▶ _YOUR TASK_: Omit the images. Copy each entry word for word.

— BEGIN RECORDS FOR THE TASK —

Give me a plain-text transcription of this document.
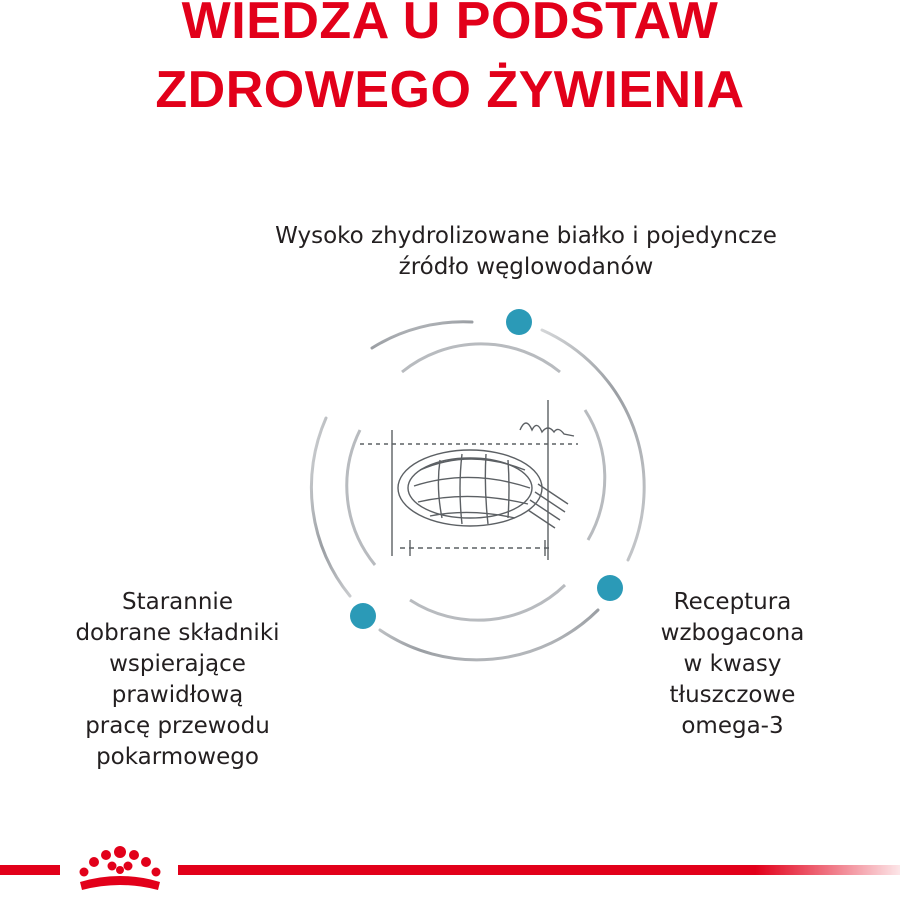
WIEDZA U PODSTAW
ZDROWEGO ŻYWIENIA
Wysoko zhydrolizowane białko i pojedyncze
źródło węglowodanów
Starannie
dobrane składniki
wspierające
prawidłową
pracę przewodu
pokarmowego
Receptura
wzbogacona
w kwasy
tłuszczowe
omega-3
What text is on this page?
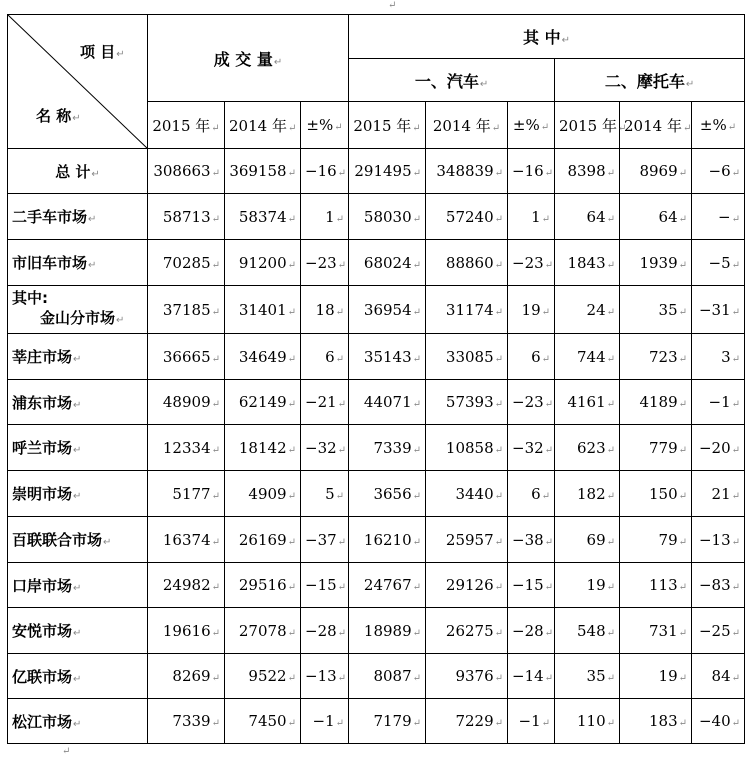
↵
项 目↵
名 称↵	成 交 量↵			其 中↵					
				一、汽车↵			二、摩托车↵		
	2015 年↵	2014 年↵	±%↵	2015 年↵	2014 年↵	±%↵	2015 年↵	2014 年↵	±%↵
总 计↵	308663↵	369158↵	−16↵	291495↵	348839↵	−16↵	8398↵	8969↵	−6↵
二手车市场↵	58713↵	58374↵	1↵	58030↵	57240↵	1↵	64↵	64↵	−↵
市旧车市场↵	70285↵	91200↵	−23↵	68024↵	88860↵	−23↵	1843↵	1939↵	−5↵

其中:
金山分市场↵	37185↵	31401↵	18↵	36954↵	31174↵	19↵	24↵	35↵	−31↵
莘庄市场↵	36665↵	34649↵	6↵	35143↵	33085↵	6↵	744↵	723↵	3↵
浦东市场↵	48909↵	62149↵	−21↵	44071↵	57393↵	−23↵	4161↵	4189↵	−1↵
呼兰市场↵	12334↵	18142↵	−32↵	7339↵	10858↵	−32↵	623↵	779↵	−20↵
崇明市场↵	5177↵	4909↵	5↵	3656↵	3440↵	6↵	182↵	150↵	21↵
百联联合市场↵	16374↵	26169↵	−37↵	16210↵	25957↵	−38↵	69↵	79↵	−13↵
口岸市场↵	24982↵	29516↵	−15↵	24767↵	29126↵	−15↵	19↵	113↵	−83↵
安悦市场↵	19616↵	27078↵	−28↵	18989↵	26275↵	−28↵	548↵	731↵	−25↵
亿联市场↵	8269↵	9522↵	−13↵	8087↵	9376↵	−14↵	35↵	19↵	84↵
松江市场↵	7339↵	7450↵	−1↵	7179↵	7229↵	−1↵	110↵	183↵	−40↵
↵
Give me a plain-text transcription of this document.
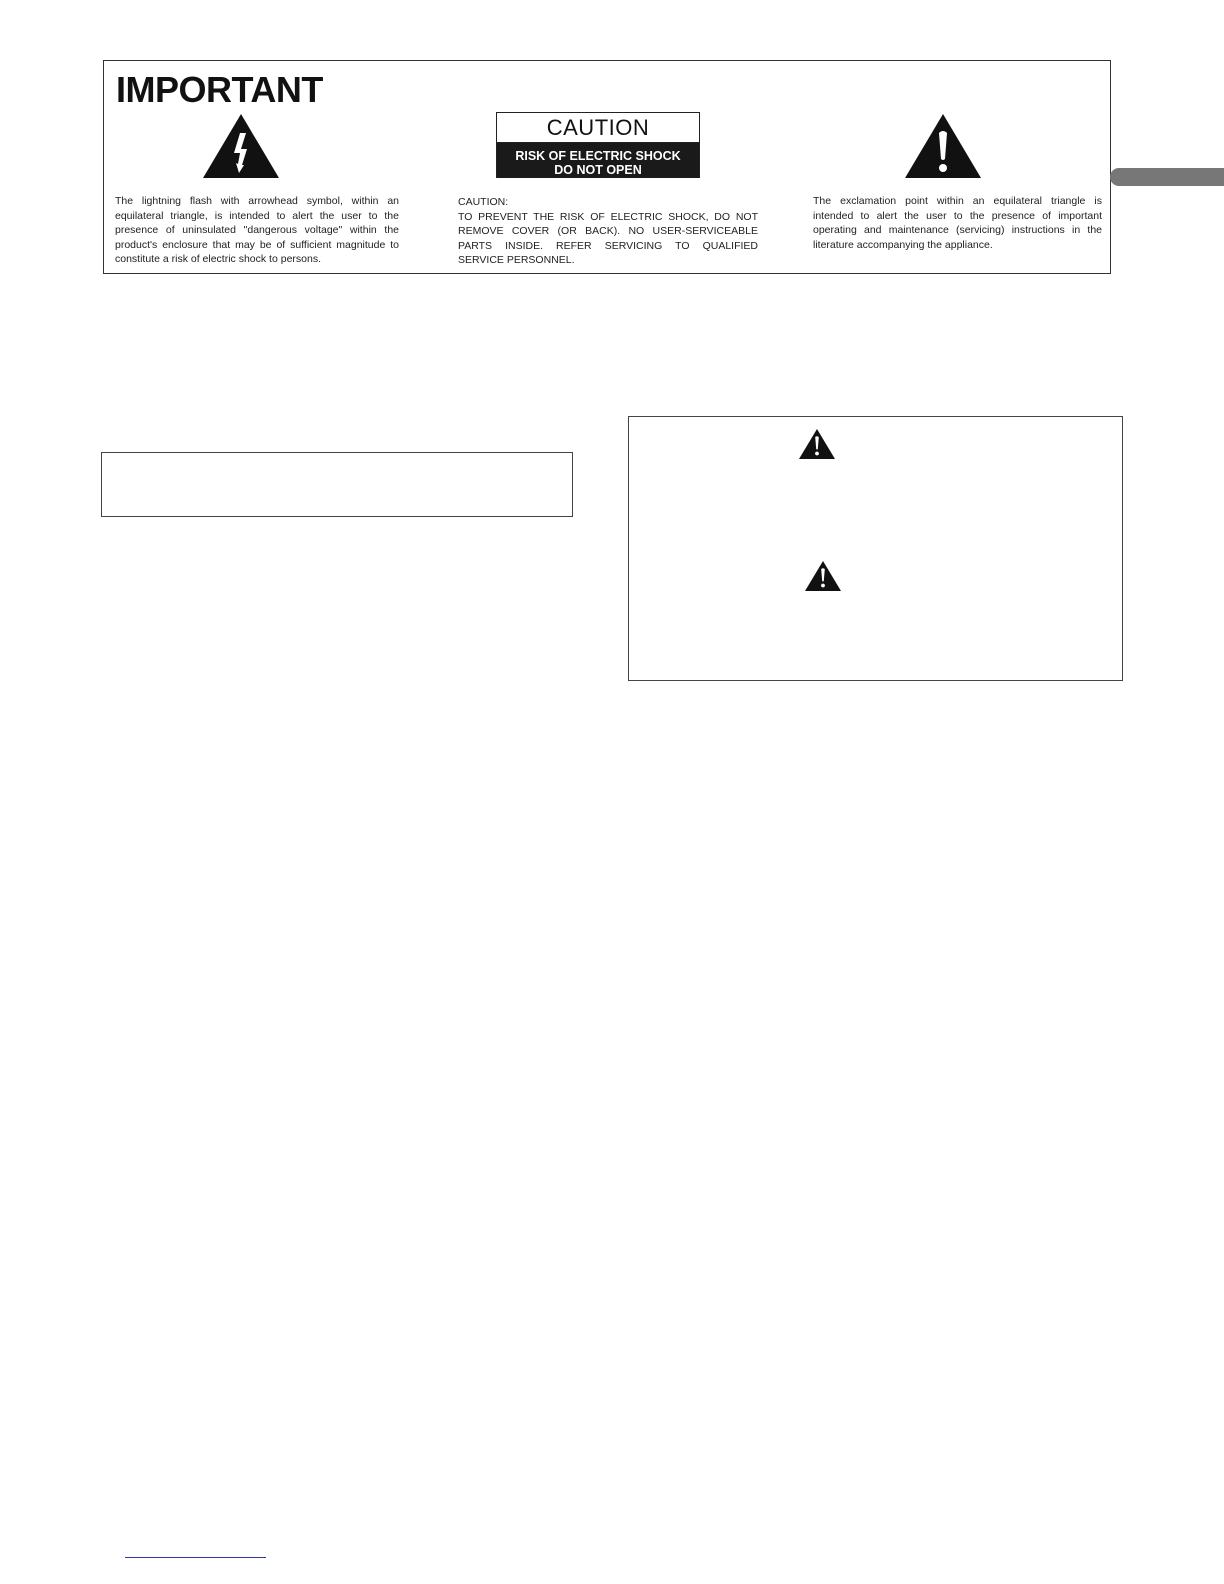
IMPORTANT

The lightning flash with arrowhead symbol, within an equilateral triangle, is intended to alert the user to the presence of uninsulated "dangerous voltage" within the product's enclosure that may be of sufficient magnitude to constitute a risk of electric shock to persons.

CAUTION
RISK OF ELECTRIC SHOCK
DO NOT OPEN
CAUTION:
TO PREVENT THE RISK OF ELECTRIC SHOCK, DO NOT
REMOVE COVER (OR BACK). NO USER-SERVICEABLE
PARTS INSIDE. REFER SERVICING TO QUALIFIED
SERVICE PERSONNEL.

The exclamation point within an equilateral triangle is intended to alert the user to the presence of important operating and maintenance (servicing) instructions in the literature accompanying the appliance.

— END RECORDS FOR THE TASK —

▶ _CORRECT ANSWER_:
Give me a plain-text transcription of this document.
WIEDZA U PODSTAW
ZDROWEGO ŻYWIENIA
Wysoko zhydrolizowane białko i pojedyncze
źródło węglowodanów
Starannie
dobrane składniki
wspierające
prawidłową
pracę przewodu
pokarmowego
Receptura
wzbogacona
w kwasy
tłuszczowe
omega-3
What text is on this page?
↵
项 目↵
名 称↵	成 交 量↵			其 中↵					
				一、汽车↵			二、摩托车↵		
	2015 年↵	2014 年↵	±%↵	2015 年↵	2014 年↵	±%↵	2015 年↵	2014 年↵	±%↵
总 计↵	308663↵	369158↵	−16↵	291495↵	348839↵	−16↵	8398↵	8969↵	−6↵
二手车市场↵	58713↵	58374↵	1↵	58030↵	57240↵	1↵	64↵	64↵	−↵
市旧车市场↵	70285↵	91200↵	−23↵	68024↵	88860↵	−23↵	1843↵	1939↵	−5↵

其中:
金山分市场↵	37185↵	31401↵	18↵	36954↵	31174↵	19↵	24↵	35↵	−31↵
莘庄市场↵	36665↵	34649↵	6↵	35143↵	33085↵	6↵	744↵	723↵	3↵
浦东市场↵	48909↵	62149↵	−21↵	44071↵	57393↵	−23↵	4161↵	4189↵	−1↵
呼兰市场↵	12334↵	18142↵	−32↵	7339↵	10858↵	−32↵	623↵	779↵	−20↵
崇明市场↵	5177↵	4909↵	5↵	3656↵	3440↵	6↵	182↵	150↵	21↵
百联联合市场↵	16374↵	26169↵	−37↵	16210↵	25957↵	−38↵	69↵	79↵	−13↵
口岸市场↵	24982↵	29516↵	−15↵	24767↵	29126↵	−15↵	19↵	113↵	−83↵
安悦市场↵	19616↵	27078↵	−28↵	18989↵	26275↵	−28↵	548↵	731↵	−25↵
亿联市场↵	8269↵	9522↵	−13↵	8087↵	9376↵	−14↵	35↵	19↵	84↵
松江市场↵	7339↵	7450↵	−1↵	7179↵	7229↵	−1↵	110↵	183↵	−40↵
↵
Give me a plain-text transcription of this document.
IMPORTANT

The lightning flash with arrowhead symbol, within an equilateral triangle, is intended to alert the user to the presence of uninsulated "dangerous voltage" within the product's enclosure that may be of sufficient magnitude to constitute a risk of electric shock to persons.

CAUTION
RISK OF ELECTRIC SHOCK
DO NOT OPEN
CAUTION:
TO PREVENT THE RISK OF ELECTRIC SHOCK, DO NOT
REMOVE COVER (OR BACK). NO USER-SERVICEABLE
PARTS INSIDE. REFER SERVICING TO QUALIFIED
SERVICE PERSONNEL.

The exclamation point within an equilateral triangle is intended to alert the user to the presence of important operating and maintenance (servicing) instructions in the literature accompanying the appliance.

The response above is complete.